-- Begin Data provided --
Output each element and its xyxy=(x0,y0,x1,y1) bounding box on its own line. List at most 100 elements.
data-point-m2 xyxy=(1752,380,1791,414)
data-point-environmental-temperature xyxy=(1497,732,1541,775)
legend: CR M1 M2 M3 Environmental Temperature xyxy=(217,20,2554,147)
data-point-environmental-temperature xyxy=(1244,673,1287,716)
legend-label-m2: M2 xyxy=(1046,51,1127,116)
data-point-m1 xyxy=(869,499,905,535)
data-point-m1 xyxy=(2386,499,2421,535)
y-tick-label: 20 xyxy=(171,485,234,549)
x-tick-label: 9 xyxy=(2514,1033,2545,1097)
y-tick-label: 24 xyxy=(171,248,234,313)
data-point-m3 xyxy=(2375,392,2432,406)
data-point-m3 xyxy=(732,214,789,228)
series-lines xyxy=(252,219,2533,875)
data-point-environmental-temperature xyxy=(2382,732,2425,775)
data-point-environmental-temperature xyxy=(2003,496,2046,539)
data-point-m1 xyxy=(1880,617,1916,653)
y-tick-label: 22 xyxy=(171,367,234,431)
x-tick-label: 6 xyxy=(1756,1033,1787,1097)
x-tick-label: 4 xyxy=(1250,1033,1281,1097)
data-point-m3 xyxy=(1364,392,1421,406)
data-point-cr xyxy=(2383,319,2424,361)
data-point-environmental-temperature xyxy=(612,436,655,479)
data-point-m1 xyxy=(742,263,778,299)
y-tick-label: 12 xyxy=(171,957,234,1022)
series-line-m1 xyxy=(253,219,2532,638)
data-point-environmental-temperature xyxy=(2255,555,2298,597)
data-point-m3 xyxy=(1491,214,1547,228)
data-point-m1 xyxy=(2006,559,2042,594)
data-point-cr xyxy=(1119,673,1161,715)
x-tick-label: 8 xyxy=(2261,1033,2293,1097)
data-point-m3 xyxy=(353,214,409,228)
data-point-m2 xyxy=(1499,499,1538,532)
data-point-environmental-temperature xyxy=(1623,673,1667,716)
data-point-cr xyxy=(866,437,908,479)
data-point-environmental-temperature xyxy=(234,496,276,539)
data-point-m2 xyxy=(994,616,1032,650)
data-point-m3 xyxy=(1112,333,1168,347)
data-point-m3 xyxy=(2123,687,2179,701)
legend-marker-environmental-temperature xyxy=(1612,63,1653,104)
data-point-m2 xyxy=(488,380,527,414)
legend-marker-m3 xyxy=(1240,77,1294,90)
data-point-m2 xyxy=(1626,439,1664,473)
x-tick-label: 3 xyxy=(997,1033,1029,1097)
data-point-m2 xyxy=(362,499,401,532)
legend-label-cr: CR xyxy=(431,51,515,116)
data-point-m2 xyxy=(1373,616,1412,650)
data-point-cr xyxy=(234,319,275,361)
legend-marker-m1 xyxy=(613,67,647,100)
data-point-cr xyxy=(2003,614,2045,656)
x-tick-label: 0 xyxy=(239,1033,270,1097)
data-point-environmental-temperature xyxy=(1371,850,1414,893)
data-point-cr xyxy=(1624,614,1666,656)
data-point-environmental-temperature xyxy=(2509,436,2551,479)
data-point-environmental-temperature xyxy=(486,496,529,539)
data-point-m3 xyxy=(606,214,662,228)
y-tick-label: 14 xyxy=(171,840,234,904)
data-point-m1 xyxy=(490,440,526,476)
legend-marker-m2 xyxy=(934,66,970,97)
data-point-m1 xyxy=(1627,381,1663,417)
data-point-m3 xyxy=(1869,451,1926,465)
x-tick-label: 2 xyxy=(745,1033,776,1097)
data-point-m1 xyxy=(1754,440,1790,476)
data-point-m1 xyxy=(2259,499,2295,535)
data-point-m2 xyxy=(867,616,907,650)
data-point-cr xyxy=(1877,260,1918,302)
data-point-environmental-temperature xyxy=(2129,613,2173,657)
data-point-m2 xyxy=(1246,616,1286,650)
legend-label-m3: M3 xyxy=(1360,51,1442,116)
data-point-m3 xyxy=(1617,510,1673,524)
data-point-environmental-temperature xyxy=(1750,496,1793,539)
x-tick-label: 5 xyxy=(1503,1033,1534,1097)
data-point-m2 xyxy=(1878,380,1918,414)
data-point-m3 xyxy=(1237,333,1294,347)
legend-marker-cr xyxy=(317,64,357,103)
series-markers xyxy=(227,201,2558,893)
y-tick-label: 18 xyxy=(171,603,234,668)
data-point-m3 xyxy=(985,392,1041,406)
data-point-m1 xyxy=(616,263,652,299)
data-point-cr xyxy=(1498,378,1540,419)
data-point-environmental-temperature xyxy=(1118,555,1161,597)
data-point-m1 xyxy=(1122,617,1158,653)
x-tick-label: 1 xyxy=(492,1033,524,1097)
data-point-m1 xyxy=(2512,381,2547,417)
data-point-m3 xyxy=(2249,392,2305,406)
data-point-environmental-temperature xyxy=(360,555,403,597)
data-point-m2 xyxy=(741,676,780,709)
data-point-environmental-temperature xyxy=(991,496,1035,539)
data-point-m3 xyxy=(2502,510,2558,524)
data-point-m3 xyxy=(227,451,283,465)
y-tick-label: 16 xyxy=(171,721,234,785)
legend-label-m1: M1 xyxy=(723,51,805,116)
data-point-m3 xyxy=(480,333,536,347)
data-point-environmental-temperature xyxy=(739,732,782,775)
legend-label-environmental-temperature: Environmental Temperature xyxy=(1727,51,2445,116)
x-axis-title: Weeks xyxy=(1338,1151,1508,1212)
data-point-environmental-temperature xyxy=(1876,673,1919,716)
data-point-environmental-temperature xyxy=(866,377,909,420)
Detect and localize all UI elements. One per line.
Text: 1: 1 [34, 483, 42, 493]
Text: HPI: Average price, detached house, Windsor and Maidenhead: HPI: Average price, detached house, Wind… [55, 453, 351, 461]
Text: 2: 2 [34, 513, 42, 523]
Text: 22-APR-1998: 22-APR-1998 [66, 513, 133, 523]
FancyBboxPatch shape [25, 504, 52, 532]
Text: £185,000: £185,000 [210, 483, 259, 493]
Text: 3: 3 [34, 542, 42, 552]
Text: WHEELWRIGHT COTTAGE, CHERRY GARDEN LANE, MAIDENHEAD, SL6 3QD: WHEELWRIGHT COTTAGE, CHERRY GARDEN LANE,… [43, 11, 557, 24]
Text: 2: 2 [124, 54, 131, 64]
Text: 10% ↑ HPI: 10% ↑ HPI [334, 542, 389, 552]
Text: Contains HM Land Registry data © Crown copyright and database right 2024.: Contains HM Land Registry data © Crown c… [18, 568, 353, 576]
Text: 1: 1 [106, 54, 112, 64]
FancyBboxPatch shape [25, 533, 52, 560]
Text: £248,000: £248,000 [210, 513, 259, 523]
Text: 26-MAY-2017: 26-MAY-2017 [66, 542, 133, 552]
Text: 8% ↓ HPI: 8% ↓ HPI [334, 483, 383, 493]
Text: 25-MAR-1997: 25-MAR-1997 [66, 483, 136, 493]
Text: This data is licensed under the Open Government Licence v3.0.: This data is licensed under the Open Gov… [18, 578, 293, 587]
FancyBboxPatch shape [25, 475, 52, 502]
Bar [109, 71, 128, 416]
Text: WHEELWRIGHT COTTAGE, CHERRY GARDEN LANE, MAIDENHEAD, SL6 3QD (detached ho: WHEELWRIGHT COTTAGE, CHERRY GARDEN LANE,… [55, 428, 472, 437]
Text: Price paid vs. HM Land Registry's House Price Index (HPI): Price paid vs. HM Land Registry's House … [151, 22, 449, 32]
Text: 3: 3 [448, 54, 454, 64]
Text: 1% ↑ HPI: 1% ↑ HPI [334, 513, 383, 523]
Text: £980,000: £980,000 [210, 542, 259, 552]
-- End Data provided --
• [What is asked]
Reproduce every one of the lines above character for character, with no changes.

• [Expected answer]
Output each element and its xyxy=(x0,y0,x1,y1) bounding box on its own line. List at most 100 elements.
data-point-m2 xyxy=(1752,380,1791,414)
data-point-environmental-temperature xyxy=(1497,732,1541,775)
legend: CR M1 M2 M3 Environmental Temperature xyxy=(217,20,2554,147)
data-point-environmental-temperature xyxy=(1244,673,1287,716)
legend-label-m2: M2 xyxy=(1046,51,1127,116)
data-point-m1 xyxy=(869,499,905,535)
data-point-m1 xyxy=(2386,499,2421,535)
y-tick-label: 20 xyxy=(171,485,234,549)
x-tick-label: 9 xyxy=(2514,1033,2545,1097)
y-tick-label: 24 xyxy=(171,248,234,313)
data-point-m3 xyxy=(2375,392,2432,406)
data-point-m3 xyxy=(732,214,789,228)
series-lines xyxy=(252,219,2533,875)
data-point-environmental-temperature xyxy=(2382,732,2425,775)
data-point-environmental-temperature xyxy=(2003,496,2046,539)
data-point-m1 xyxy=(1880,617,1916,653)
y-tick-label: 22 xyxy=(171,367,234,431)
x-tick-label: 6 xyxy=(1756,1033,1787,1097)
x-tick-label: 4 xyxy=(1250,1033,1281,1097)
data-point-m3 xyxy=(1364,392,1421,406)
data-point-cr xyxy=(2383,319,2424,361)
data-point-environmental-temperature xyxy=(612,436,655,479)
data-point-m1 xyxy=(742,263,778,299)
y-tick-label: 12 xyxy=(171,957,234,1022)
series-line-m1 xyxy=(253,219,2532,638)
data-point-environmental-temperature xyxy=(2255,555,2298,597)
data-point-m3 xyxy=(1491,214,1547,228)
data-point-m1 xyxy=(2006,559,2042,594)
data-point-cr xyxy=(1119,673,1161,715)
x-tick-label: 8 xyxy=(2261,1033,2293,1097)
data-point-m3 xyxy=(353,214,409,228)
data-point-m2 xyxy=(1499,499,1538,532)
data-point-environmental-temperature xyxy=(1623,673,1667,716)
data-point-cr xyxy=(866,437,908,479)
data-point-environmental-temperature xyxy=(234,496,276,539)
data-point-m2 xyxy=(994,616,1032,650)
data-point-m3 xyxy=(1112,333,1168,347)
data-point-m3 xyxy=(2123,687,2179,701)
legend-marker-environmental-temperature xyxy=(1612,63,1653,104)
data-point-m2 xyxy=(488,380,527,414)
legend-marker-m3 xyxy=(1240,77,1294,90)
data-point-m2 xyxy=(1626,439,1664,473)
x-tick-label: 3 xyxy=(997,1033,1029,1097)
data-point-m2 xyxy=(362,499,401,532)
legend-label-cr: CR xyxy=(431,51,515,116)
data-point-m2 xyxy=(1373,616,1412,650)
data-point-cr xyxy=(234,319,275,361)
legend-marker-m1 xyxy=(613,67,647,100)
data-point-cr xyxy=(2003,614,2045,656)
x-tick-label: 0 xyxy=(239,1033,270,1097)
data-point-environmental-temperature xyxy=(1371,850,1414,893)
data-point-cr xyxy=(1624,614,1666,656)
data-point-environmental-temperature xyxy=(2509,436,2551,479)
data-point-environmental-temperature xyxy=(486,496,529,539)
data-point-m3 xyxy=(606,214,662,228)
y-tick-label: 14 xyxy=(171,840,234,904)
data-point-m1 xyxy=(490,440,526,476)
legend-marker-m2 xyxy=(934,66,970,97)
data-point-m1 xyxy=(1627,381,1663,417)
data-point-m3 xyxy=(1869,451,1926,465)
x-tick-label: 2 xyxy=(745,1033,776,1097)
data-point-m1 xyxy=(1754,440,1790,476)
data-point-m1 xyxy=(2259,499,2295,535)
data-point-m2 xyxy=(867,616,907,650)
data-point-cr xyxy=(1877,260,1918,302)
data-point-environmental-temperature xyxy=(2129,613,2173,657)
data-point-m2 xyxy=(1246,616,1286,650)
legend-label-m3: M3 xyxy=(1360,51,1442,116)
data-point-m3 xyxy=(1617,510,1673,524)
data-point-environmental-temperature xyxy=(1750,496,1793,539)
x-tick-label: 5 xyxy=(1503,1033,1534,1097)
data-point-m2 xyxy=(1878,380,1918,414)
data-point-m3 xyxy=(1237,333,1294,347)
legend-marker-cr xyxy=(317,64,357,103)
series-markers xyxy=(227,201,2558,893)
y-tick-label: 18 xyxy=(171,603,234,668)
data-point-m3 xyxy=(985,392,1041,406)
data-point-m1 xyxy=(616,263,652,299)
data-point-cr xyxy=(1498,378,1540,419)
data-point-environmental-temperature xyxy=(1118,555,1161,597)
data-point-m1 xyxy=(1122,617,1158,653)
x-tick-label: 1 xyxy=(492,1033,524,1097)
data-point-m1 xyxy=(2512,381,2547,417)
data-point-m3 xyxy=(2249,392,2305,406)
data-point-environmental-temperature xyxy=(360,555,403,597)
data-point-m2 xyxy=(741,676,780,709)
data-point-environmental-temperature xyxy=(991,496,1035,539)
data-point-m3 xyxy=(2502,510,2558,524)
data-point-m3 xyxy=(227,451,283,465)
y-tick-label: 16 xyxy=(171,721,234,785)
legend-label-m1: M1 xyxy=(723,51,805,116)
data-point-m3 xyxy=(480,333,536,347)
data-point-environmental-temperature xyxy=(739,732,782,775)
legend-label-environmental-temperature: Environmental Temperature xyxy=(1727,51,2445,116)
x-axis-title: Weeks xyxy=(1338,1151,1508,1212)
data-point-environmental-temperature xyxy=(1876,673,1919,716)
data-point-environmental-temperature xyxy=(866,377,909,420)
Detect and localize all UI elements. One per line.
Text: 1: 1 [34, 483, 42, 493]
Text: HPI: Average price, detached house, Windsor and Maidenhead: HPI: Average price, detached house, Wind… [55, 453, 351, 461]
Text: 2: 2 [34, 513, 42, 523]
Text: 22-APR-1998: 22-APR-1998 [66, 513, 133, 523]
FancyBboxPatch shape [25, 504, 52, 532]
Text: £185,000: £185,000 [210, 483, 259, 493]
Text: 3: 3 [34, 542, 42, 552]
Text: WHEELWRIGHT COTTAGE, CHERRY GARDEN LANE, MAIDENHEAD, SL6 3QD: WHEELWRIGHT COTTAGE, CHERRY GARDEN LANE,… [43, 11, 557, 24]
Text: 2: 2 [124, 54, 131, 64]
Text: 10% ↑ HPI: 10% ↑ HPI [334, 542, 389, 552]
Text: Contains HM Land Registry data © Crown copyright and database right 2024.: Contains HM Land Registry data © Crown c… [18, 568, 353, 576]
Text: 1: 1 [106, 54, 112, 64]
FancyBboxPatch shape [25, 533, 52, 560]
Text: £248,000: £248,000 [210, 513, 259, 523]
Text: 26-MAY-2017: 26-MAY-2017 [66, 542, 133, 552]
Text: 8% ↓ HPI: 8% ↓ HPI [334, 483, 383, 493]
Text: 25-MAR-1997: 25-MAR-1997 [66, 483, 136, 493]
Text: This data is licensed under the Open Government Licence v3.0.: This data is licensed under the Open Gov… [18, 578, 293, 587]
FancyBboxPatch shape [25, 475, 52, 502]
Bar [109, 71, 128, 416]
Text: WHEELWRIGHT COTTAGE, CHERRY GARDEN LANE, MAIDENHEAD, SL6 3QD (detached ho: WHEELWRIGHT COTTAGE, CHERRY GARDEN LANE,… [55, 428, 472, 437]
Text: Price paid vs. HM Land Registry's House Price Index (HPI): Price paid vs. HM Land Registry's House … [151, 22, 449, 32]
Text: 3: 3 [448, 54, 454, 64]
Text: 1% ↑ HPI: 1% ↑ HPI [334, 513, 383, 523]
Text: £980,000: £980,000 [210, 542, 259, 552]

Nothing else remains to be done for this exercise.